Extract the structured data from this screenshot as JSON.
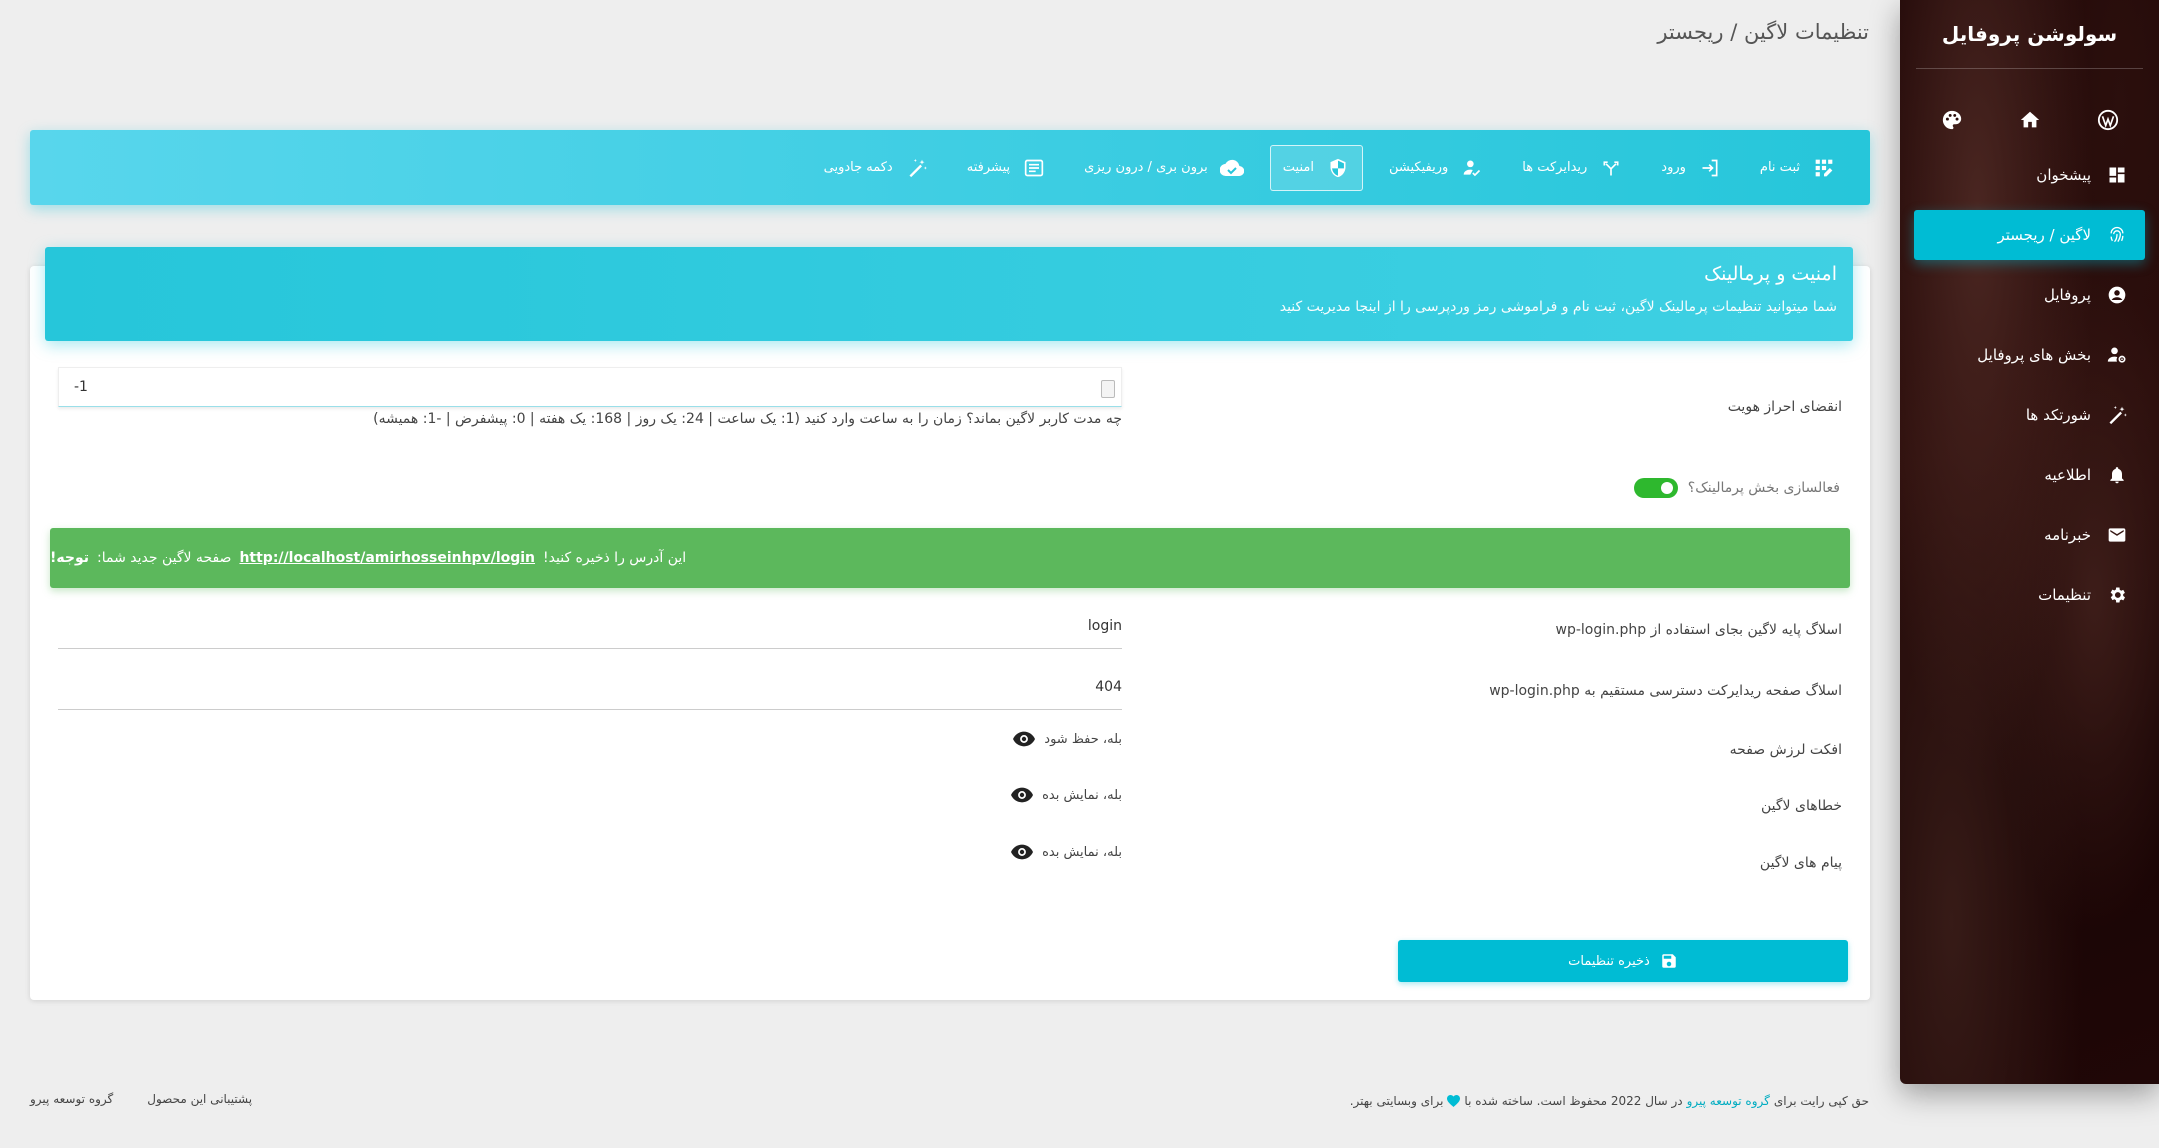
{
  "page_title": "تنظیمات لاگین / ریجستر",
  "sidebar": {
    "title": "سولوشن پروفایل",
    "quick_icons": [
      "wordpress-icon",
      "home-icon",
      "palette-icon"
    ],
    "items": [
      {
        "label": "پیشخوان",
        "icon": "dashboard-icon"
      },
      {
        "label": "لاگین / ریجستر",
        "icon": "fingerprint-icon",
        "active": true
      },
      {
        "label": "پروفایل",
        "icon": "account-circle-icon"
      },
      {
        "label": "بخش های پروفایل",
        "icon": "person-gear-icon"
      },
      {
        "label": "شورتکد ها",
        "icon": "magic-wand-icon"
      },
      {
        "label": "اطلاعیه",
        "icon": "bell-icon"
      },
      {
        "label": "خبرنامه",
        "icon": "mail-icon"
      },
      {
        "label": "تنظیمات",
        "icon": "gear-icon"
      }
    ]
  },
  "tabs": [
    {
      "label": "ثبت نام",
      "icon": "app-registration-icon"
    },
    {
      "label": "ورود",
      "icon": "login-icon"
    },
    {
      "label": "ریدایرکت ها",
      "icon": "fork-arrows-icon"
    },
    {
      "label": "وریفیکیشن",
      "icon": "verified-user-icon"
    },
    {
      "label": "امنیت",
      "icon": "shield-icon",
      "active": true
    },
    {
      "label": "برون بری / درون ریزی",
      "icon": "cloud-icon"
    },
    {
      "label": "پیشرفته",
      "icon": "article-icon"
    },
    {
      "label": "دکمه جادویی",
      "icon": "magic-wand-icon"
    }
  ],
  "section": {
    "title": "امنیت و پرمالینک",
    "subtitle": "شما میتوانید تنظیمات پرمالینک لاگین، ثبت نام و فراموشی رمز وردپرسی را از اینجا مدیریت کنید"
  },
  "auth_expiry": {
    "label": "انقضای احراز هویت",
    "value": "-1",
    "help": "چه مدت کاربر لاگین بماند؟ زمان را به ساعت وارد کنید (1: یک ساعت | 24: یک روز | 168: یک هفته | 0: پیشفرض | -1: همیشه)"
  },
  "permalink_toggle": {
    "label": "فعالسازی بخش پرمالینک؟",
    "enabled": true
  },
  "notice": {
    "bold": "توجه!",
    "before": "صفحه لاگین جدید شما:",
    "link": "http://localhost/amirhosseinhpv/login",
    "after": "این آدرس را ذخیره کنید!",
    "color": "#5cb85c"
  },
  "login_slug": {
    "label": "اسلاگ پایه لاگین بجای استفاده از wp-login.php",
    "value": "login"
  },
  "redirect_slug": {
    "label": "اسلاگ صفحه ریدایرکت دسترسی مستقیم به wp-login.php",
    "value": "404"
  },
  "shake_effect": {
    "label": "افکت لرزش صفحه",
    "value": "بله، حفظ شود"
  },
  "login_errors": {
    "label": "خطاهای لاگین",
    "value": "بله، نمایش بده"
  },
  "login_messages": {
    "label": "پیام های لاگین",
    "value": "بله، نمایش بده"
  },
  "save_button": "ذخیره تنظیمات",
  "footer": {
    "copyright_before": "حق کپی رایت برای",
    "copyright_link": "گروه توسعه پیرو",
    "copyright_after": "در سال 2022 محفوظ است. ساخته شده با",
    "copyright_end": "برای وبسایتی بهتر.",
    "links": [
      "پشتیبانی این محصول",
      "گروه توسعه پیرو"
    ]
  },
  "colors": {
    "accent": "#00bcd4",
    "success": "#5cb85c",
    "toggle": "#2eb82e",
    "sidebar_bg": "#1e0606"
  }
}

---

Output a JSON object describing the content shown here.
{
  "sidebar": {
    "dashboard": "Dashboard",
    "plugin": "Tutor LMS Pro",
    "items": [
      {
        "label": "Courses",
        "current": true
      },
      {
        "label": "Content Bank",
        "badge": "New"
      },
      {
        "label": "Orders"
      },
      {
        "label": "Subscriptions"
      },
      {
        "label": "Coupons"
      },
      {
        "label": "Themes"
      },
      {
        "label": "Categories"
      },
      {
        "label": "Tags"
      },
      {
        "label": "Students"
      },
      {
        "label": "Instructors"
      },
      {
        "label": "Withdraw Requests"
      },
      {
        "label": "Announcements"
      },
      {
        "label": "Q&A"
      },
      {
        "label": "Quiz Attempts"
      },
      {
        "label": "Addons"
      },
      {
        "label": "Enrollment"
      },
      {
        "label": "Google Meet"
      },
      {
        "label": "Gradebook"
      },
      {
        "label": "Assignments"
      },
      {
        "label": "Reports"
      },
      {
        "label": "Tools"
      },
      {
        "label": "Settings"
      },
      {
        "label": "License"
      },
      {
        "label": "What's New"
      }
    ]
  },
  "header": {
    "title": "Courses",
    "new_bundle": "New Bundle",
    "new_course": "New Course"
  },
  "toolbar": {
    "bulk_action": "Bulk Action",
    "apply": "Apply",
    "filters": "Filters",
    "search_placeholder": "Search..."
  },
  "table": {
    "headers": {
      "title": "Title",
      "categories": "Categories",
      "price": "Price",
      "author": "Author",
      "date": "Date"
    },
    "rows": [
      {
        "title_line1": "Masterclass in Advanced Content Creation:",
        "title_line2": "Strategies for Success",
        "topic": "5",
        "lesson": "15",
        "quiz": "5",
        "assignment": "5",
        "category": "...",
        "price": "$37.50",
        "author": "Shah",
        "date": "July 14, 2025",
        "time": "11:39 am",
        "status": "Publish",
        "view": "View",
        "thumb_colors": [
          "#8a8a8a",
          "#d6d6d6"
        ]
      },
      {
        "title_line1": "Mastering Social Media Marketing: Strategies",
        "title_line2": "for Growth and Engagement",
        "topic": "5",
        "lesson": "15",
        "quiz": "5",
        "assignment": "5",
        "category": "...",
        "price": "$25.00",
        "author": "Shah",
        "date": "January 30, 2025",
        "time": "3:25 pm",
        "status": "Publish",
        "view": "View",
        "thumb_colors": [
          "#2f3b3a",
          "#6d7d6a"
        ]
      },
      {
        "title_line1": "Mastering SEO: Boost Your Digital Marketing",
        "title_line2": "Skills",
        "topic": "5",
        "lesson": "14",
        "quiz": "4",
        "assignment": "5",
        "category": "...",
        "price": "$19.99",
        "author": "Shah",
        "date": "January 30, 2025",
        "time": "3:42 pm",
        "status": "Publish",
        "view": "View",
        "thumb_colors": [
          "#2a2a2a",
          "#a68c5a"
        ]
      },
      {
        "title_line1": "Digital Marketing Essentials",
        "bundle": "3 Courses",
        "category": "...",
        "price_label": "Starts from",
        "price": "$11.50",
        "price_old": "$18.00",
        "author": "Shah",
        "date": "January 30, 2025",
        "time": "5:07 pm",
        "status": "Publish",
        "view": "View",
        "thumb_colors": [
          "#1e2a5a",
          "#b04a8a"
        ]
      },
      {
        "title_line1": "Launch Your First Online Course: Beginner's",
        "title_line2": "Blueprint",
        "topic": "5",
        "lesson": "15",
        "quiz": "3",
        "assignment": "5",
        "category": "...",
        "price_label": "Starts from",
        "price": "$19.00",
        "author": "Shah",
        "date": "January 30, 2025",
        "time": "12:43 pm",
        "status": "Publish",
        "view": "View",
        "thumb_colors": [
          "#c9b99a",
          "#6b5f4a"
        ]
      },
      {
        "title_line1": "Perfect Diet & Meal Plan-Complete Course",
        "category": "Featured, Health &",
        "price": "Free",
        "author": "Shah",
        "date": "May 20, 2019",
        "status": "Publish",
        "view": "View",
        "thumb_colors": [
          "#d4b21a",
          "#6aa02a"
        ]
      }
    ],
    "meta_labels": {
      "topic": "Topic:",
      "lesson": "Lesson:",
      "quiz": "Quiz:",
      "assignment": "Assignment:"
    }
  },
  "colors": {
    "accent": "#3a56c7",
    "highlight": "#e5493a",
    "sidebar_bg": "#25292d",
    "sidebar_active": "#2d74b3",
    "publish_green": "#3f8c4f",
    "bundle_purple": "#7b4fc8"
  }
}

---

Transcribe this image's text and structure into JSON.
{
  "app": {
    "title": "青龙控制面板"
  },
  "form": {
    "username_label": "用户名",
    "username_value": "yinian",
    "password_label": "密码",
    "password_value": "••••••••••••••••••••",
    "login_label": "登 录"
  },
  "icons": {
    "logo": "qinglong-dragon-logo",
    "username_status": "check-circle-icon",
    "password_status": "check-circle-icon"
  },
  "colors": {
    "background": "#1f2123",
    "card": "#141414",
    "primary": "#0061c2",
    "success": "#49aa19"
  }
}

• [OBJECTIVE] Copy each line of the data that contains the word "گروه".

• [SOLUTION TO THE EXERCISE]
    "copyright_link": "گروه توسعه پیرو",
      "گروه توسعه پیرو"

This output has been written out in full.